• [SHORT TASK]:
Copy out all the lines in the records that include the word "Apartments".

• [DATA SECTION]:
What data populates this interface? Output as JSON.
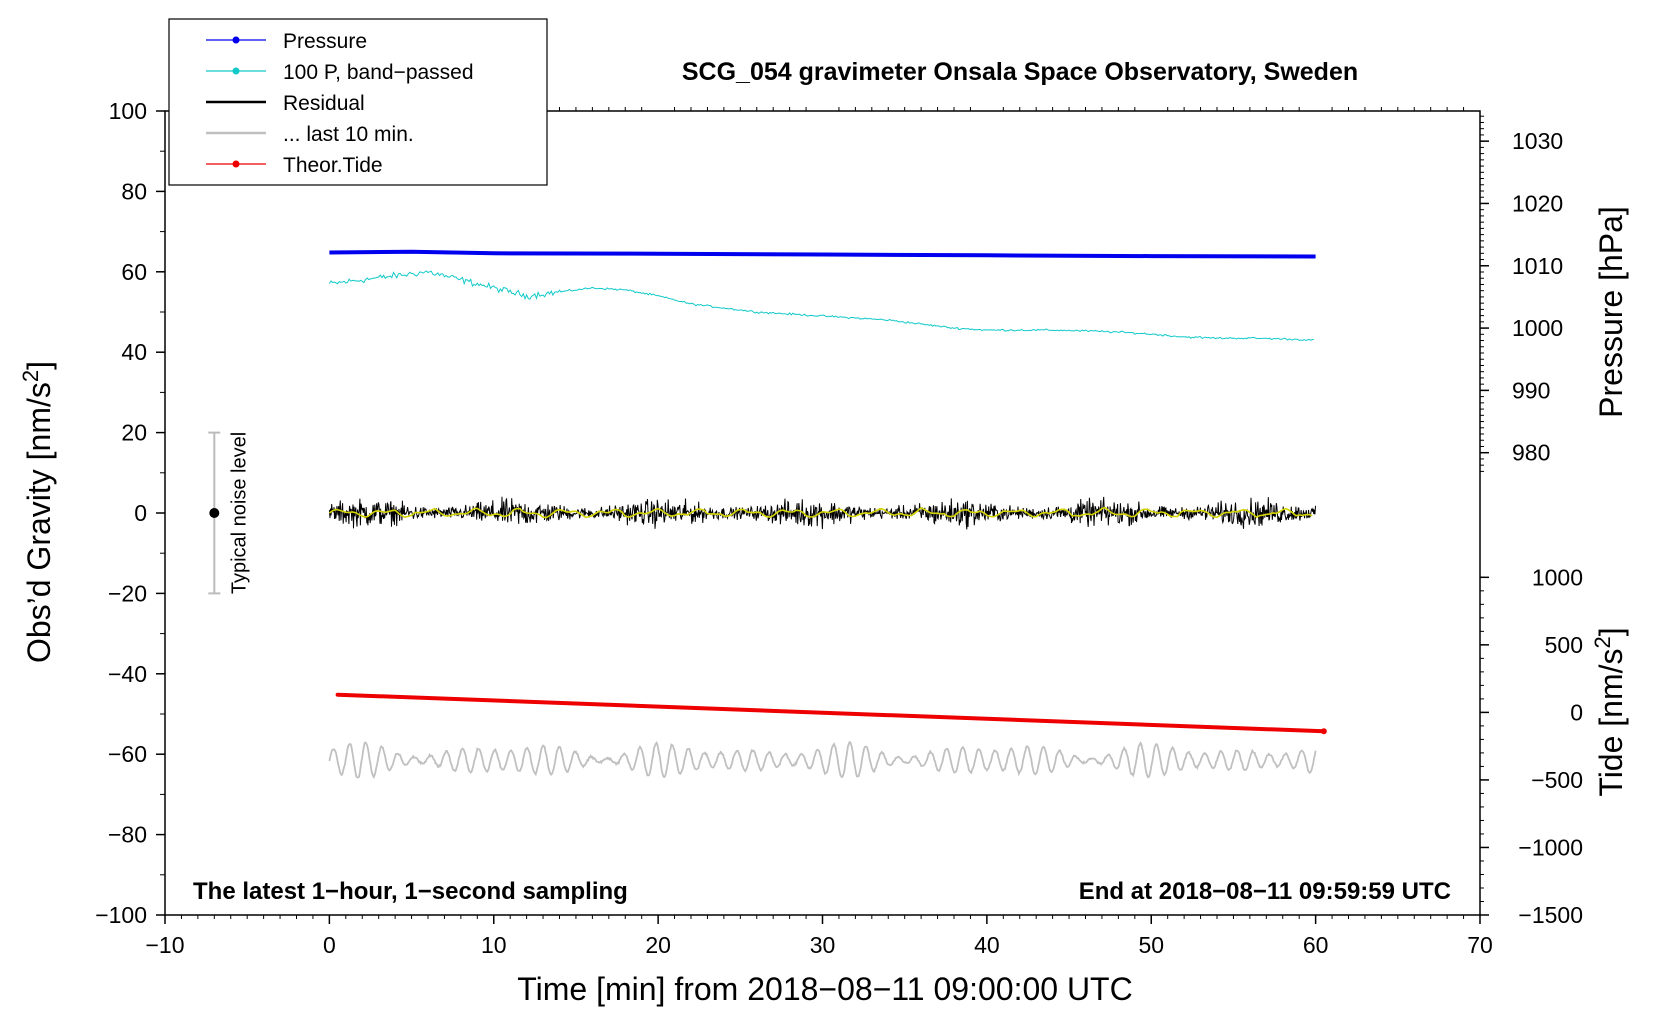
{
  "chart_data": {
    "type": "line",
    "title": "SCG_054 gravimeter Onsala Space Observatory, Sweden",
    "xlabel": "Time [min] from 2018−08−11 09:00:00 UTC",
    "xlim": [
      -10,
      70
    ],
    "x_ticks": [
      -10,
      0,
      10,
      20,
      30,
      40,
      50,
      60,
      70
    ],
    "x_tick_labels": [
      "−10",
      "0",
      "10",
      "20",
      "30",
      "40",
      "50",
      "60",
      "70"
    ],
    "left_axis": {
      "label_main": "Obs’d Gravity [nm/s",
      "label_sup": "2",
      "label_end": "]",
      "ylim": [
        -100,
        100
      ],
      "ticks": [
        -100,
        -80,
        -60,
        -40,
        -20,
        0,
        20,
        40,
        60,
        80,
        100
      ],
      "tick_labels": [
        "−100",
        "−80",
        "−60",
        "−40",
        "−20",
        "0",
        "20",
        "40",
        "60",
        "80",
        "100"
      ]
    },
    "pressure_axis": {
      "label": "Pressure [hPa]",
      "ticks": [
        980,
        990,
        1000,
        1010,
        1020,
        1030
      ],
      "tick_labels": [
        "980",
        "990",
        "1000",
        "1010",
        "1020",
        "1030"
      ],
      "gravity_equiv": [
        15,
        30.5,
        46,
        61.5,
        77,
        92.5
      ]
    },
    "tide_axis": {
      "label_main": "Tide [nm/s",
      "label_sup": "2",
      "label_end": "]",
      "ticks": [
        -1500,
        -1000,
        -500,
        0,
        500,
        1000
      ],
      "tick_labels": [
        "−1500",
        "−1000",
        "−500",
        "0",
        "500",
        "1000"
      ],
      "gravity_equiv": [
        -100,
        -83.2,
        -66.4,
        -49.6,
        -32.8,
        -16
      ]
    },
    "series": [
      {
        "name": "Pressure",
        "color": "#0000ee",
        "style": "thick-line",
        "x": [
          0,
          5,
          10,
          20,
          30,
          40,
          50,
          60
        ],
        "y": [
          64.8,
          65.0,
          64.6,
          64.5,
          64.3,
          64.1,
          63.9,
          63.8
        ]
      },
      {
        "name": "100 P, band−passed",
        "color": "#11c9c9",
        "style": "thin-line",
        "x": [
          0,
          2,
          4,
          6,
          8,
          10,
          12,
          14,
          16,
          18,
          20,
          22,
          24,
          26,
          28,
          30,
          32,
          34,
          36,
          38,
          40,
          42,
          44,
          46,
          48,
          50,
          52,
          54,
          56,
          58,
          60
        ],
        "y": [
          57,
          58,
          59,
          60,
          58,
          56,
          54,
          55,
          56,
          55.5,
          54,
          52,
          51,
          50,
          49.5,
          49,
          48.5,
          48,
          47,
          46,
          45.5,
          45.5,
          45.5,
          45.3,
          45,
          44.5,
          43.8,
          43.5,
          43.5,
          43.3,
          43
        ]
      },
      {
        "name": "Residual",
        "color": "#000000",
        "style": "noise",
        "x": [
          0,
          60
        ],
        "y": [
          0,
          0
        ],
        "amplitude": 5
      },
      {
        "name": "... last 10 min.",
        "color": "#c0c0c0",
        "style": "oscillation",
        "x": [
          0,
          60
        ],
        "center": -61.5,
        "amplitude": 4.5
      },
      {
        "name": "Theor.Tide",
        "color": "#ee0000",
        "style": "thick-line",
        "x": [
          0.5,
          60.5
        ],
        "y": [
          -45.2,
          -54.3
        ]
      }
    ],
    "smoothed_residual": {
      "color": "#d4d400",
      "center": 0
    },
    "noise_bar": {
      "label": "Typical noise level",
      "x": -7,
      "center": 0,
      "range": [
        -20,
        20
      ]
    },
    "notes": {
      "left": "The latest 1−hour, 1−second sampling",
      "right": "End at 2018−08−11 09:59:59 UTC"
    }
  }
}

--

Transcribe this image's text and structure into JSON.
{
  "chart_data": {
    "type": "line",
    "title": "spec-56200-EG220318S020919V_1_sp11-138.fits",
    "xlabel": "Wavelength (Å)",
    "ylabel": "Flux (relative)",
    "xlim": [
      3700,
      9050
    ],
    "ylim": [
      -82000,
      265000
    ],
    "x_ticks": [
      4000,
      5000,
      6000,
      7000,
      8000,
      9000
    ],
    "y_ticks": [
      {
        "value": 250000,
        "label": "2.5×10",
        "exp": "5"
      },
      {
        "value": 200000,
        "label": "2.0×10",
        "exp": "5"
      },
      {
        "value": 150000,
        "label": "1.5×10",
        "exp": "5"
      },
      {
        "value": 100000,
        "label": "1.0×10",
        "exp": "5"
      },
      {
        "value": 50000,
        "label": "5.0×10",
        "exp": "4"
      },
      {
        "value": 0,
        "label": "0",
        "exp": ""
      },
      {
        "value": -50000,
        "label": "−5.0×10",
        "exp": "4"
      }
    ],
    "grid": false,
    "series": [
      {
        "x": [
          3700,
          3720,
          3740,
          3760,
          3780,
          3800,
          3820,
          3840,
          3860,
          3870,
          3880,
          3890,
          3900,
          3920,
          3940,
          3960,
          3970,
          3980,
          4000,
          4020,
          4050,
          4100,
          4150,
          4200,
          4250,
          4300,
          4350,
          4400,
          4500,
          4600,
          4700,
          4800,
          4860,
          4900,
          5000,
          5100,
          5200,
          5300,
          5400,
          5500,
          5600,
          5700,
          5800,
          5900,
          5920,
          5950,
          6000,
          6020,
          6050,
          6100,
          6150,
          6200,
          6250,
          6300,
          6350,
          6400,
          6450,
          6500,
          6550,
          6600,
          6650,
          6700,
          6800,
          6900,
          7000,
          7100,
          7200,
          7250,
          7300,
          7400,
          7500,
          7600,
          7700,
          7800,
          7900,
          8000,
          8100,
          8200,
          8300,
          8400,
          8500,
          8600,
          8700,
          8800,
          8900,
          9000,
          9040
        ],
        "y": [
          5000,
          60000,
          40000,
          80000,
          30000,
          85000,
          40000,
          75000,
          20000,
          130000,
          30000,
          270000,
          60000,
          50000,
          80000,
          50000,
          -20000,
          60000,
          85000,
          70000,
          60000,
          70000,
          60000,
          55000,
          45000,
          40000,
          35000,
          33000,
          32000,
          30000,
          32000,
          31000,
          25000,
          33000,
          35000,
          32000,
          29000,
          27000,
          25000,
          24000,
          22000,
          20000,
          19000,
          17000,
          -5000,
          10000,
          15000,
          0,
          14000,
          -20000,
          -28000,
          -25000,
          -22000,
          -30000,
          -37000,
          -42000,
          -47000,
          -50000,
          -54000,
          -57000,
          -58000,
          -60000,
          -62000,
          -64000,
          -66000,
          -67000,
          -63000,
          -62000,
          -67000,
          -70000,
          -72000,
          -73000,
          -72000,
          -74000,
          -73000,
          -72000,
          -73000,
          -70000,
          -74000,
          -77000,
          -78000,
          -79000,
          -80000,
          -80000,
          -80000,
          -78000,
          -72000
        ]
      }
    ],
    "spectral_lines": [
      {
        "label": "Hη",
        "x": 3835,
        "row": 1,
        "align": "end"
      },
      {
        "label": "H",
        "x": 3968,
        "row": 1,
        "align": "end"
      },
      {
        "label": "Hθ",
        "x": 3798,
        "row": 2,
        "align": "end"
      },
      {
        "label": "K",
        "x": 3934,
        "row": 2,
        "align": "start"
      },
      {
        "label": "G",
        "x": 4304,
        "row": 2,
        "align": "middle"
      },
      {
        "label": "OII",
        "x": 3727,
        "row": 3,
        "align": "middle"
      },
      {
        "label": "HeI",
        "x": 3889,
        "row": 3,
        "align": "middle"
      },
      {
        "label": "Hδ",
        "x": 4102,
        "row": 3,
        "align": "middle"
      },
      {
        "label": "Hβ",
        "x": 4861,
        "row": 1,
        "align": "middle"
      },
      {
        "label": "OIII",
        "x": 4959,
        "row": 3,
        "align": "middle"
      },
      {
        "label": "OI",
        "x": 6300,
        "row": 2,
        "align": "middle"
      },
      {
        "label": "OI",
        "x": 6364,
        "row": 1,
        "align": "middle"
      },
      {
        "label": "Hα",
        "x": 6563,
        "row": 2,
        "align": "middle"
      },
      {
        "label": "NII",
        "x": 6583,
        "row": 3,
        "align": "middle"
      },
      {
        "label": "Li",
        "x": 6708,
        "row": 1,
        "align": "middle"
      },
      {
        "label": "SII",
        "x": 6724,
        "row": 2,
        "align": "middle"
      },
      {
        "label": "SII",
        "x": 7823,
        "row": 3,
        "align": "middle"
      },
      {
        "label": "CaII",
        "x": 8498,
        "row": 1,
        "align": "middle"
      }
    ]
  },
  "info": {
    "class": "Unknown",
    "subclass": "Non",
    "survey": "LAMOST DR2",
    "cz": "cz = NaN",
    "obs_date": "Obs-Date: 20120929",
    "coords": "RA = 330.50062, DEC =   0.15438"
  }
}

==

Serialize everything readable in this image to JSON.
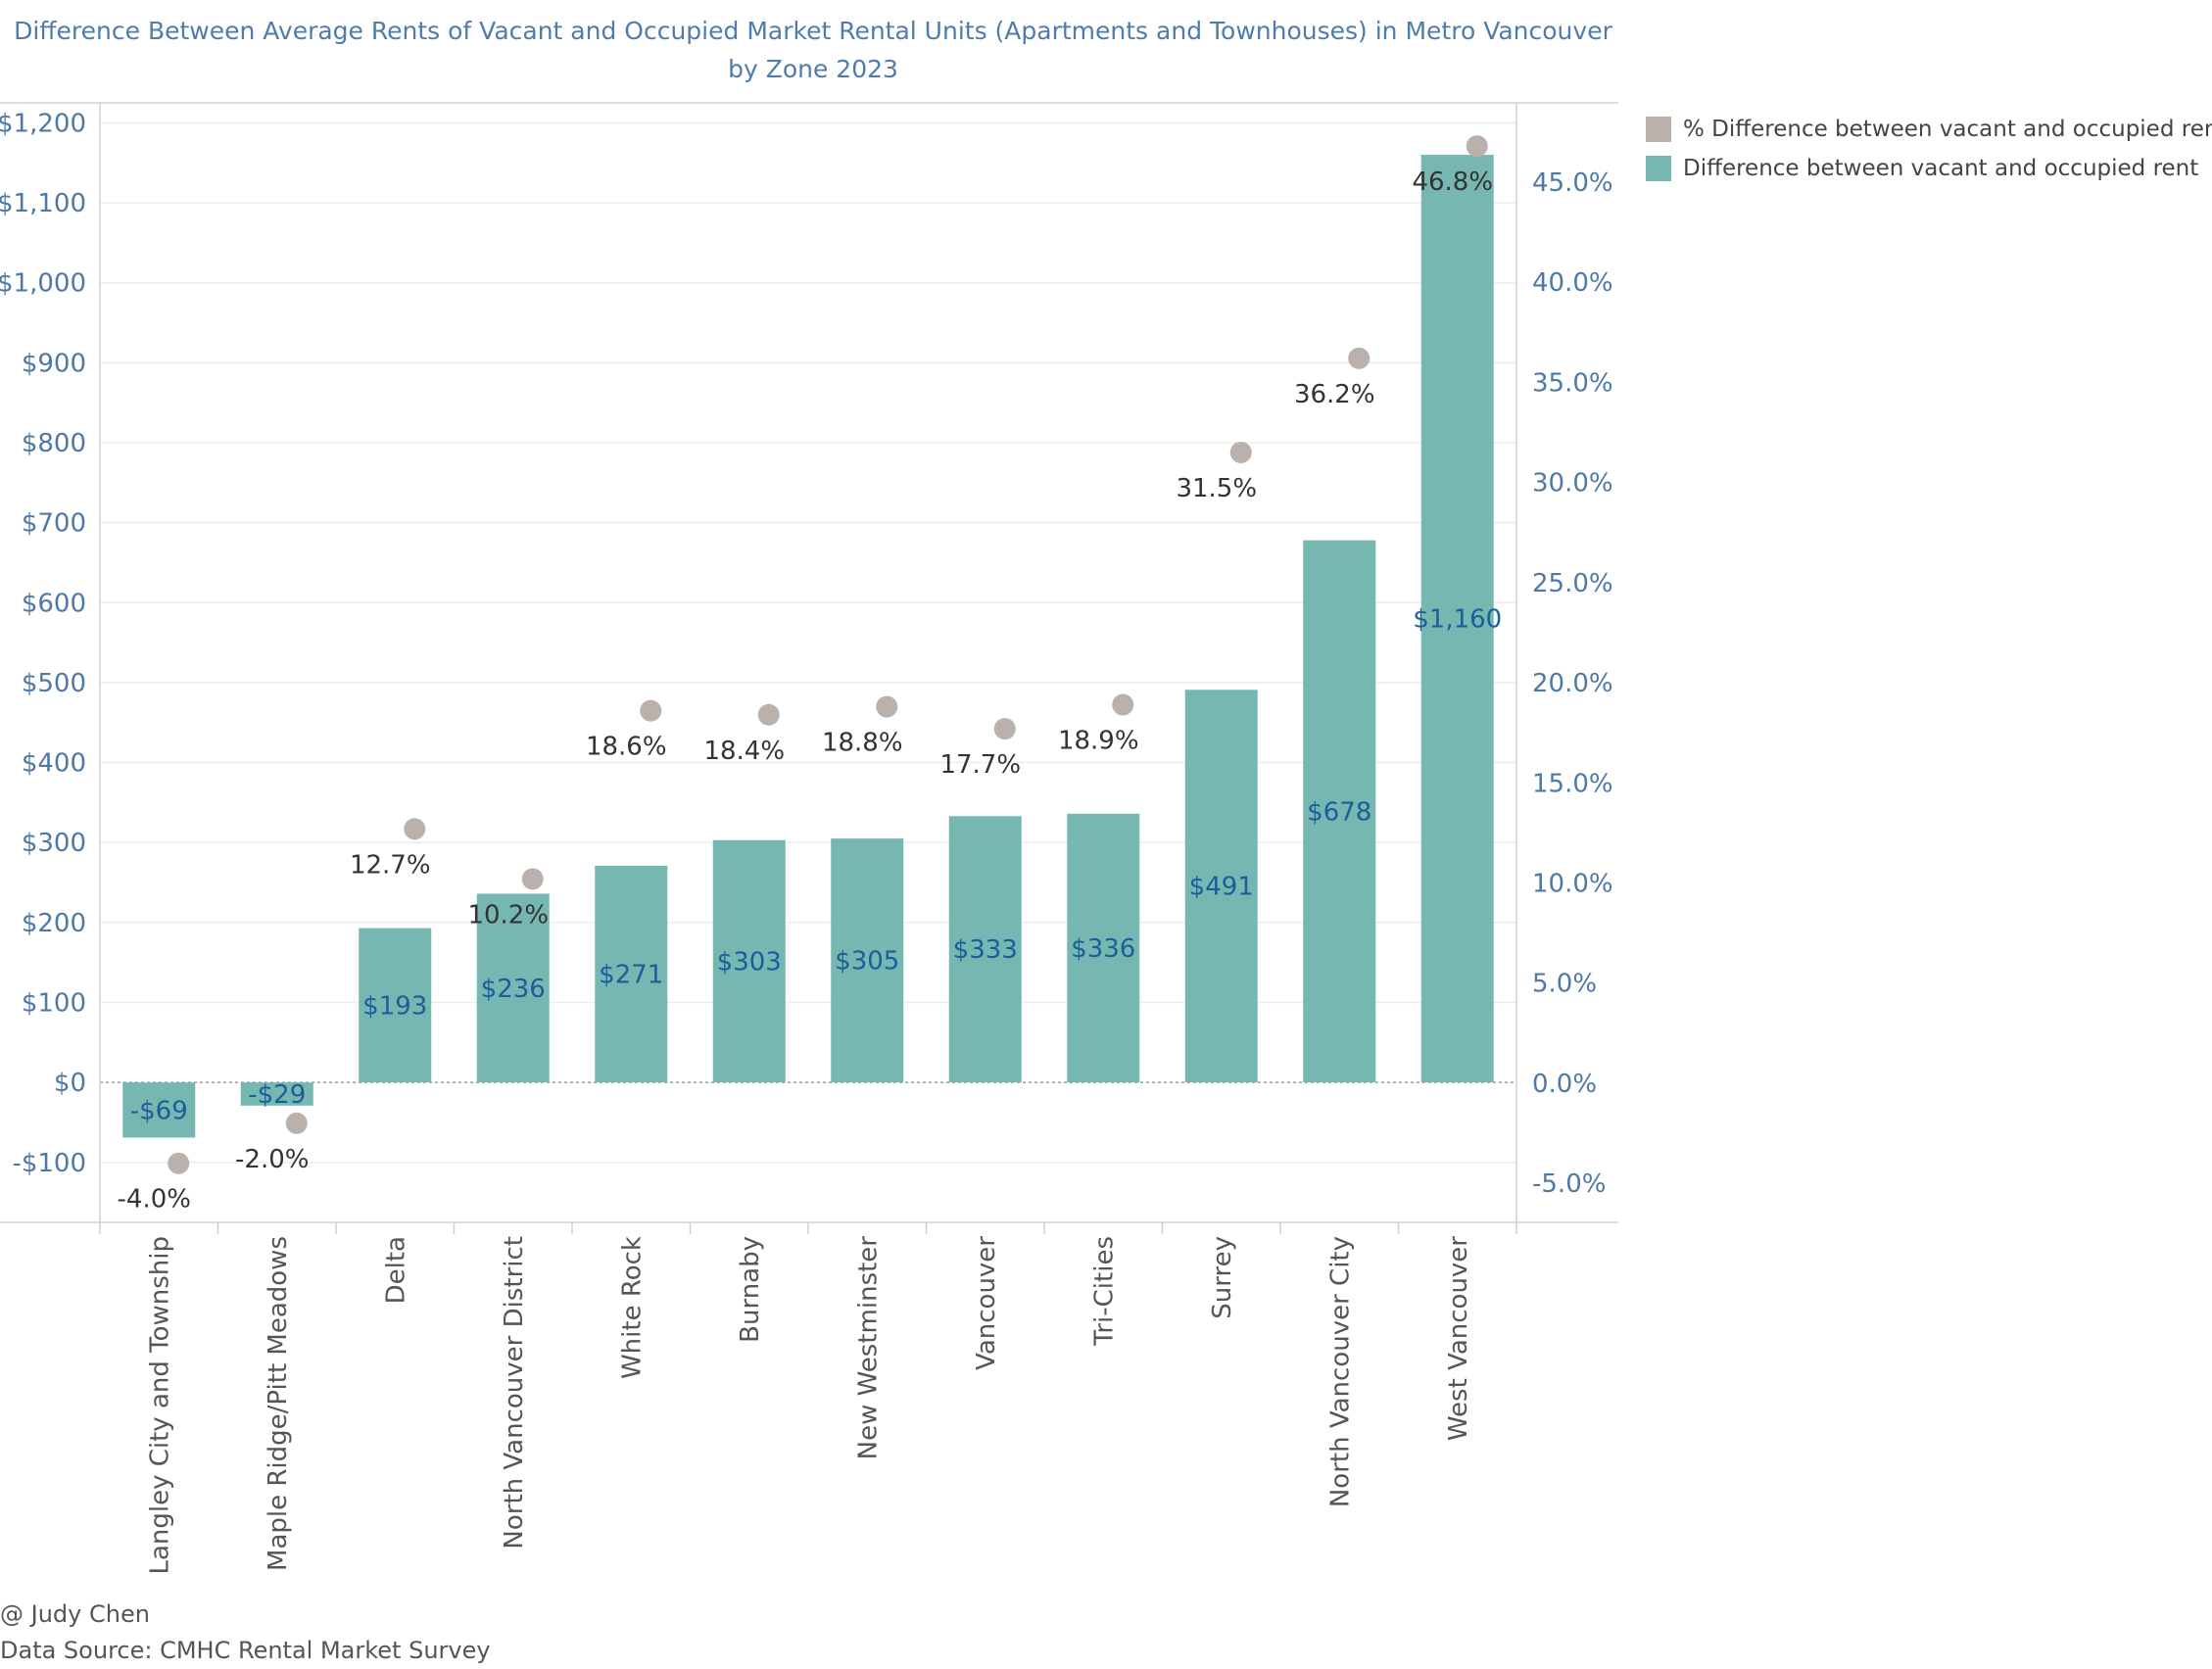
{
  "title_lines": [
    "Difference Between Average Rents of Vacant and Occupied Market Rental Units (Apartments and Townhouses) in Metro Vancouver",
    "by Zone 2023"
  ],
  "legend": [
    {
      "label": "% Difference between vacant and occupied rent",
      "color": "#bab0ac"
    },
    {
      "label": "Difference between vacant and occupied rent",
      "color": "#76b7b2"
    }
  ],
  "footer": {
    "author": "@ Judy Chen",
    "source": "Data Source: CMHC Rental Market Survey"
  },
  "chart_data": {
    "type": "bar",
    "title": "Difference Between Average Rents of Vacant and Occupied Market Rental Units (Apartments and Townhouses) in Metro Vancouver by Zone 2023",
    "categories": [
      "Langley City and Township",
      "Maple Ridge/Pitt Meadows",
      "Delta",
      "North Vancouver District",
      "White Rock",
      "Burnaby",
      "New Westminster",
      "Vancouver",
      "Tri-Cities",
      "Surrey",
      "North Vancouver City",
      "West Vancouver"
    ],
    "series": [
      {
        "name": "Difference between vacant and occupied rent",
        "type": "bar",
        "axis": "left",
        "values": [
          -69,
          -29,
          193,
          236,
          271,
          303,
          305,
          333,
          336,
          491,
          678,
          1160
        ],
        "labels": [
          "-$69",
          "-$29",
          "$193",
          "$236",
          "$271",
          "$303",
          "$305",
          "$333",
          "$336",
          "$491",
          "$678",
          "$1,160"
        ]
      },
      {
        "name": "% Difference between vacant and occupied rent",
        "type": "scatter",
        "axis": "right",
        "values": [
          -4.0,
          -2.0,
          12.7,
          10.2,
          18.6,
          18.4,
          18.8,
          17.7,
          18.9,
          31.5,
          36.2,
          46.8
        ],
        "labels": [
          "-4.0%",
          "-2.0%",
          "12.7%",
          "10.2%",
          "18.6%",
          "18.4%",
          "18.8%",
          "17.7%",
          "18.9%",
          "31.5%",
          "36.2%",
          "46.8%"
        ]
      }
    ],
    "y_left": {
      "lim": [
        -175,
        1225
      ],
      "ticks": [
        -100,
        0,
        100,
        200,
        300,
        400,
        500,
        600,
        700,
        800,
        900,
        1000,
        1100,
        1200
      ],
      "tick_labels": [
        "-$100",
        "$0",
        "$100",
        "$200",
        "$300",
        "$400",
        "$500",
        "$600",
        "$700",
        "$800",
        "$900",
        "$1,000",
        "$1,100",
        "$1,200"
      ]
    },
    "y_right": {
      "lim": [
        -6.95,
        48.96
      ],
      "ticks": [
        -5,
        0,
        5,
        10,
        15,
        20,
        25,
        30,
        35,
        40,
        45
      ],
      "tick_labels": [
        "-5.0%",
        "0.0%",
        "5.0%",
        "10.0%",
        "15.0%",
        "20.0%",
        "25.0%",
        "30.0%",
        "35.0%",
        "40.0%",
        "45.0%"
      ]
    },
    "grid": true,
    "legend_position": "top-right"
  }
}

• [COMPLETED TASK]:
    "Difference Between Average Rents of Vacant and Occupied Market Rental Units (Apartments and Townhouses) in Metro Vancouver",
    "title": "Difference Between Average Rents of Vacant and Occupied Market Rental Units (Apartments and Townhouses) in Metro Vancouver by Zone 2023",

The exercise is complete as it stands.